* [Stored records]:
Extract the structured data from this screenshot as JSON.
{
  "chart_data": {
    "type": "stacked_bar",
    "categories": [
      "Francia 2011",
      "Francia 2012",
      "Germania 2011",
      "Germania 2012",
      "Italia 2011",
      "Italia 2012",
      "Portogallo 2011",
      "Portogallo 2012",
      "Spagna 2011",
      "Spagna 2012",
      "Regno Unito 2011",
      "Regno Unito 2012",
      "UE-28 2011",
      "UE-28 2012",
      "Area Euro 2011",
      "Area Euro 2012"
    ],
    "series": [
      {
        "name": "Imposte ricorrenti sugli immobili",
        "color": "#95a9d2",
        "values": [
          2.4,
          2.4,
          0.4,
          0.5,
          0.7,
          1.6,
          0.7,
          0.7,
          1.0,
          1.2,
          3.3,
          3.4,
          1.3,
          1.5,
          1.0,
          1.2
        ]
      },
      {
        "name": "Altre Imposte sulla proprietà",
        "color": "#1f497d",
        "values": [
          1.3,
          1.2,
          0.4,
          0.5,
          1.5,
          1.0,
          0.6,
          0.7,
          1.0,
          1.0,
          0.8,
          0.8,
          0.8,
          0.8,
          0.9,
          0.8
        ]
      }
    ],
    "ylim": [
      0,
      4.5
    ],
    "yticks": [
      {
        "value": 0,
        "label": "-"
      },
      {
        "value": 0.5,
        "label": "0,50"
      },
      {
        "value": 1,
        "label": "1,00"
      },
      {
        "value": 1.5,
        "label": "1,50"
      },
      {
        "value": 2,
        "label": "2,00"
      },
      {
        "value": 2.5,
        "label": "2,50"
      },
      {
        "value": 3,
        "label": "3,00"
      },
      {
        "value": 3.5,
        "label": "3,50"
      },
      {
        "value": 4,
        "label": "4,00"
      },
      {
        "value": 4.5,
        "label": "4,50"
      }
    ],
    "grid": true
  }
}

* [Work to be completed]:
Write the complete data out, exactly as above.

* [Right answer]:
Extract the structured data from this screenshot as JSON.
{
  "chart_data": {
    "type": "stacked_bar",
    "categories": [
      "Francia 2011",
      "Francia 2012",
      "Germania 2011",
      "Germania 2012",
      "Italia 2011",
      "Italia 2012",
      "Portogallo 2011",
      "Portogallo 2012",
      "Spagna 2011",
      "Spagna 2012",
      "Regno Unito 2011",
      "Regno Unito 2012",
      "UE-28 2011",
      "UE-28 2012",
      "Area Euro 2011",
      "Area Euro 2012"
    ],
    "series": [
      {
        "name": "Imposte ricorrenti sugli immobili",
        "color": "#95a9d2",
        "values": [
          2.4,
          2.4,
          0.4,
          0.5,
          0.7,
          1.6,
          0.7,
          0.7,
          1.0,
          1.2,
          3.3,
          3.4,
          1.3,
          1.5,
          1.0,
          1.2
        ]
      },
      {
        "name": "Altre Imposte sulla proprietà",
        "color": "#1f497d",
        "values": [
          1.3,
          1.2,
          0.4,
          0.5,
          1.5,
          1.0,
          0.6,
          0.7,
          1.0,
          1.0,
          0.8,
          0.8,
          0.8,
          0.8,
          0.9,
          0.8
        ]
      }
    ],
    "ylim": [
      0,
      4.5
    ],
    "yticks": [
      {
        "value": 0,
        "label": "-"
      },
      {
        "value": 0.5,
        "label": "0,50"
      },
      {
        "value": 1,
        "label": "1,00"
      },
      {
        "value": 1.5,
        "label": "1,50"
      },
      {
        "value": 2,
        "label": "2,00"
      },
      {
        "value": 2.5,
        "label": "2,50"
      },
      {
        "value": 3,
        "label": "3,00"
      },
      {
        "value": 3.5,
        "label": "3,50"
      },
      {
        "value": 4,
        "label": "4,00"
      },
      {
        "value": 4.5,
        "label": "4,50"
      }
    ],
    "grid": true
  }
}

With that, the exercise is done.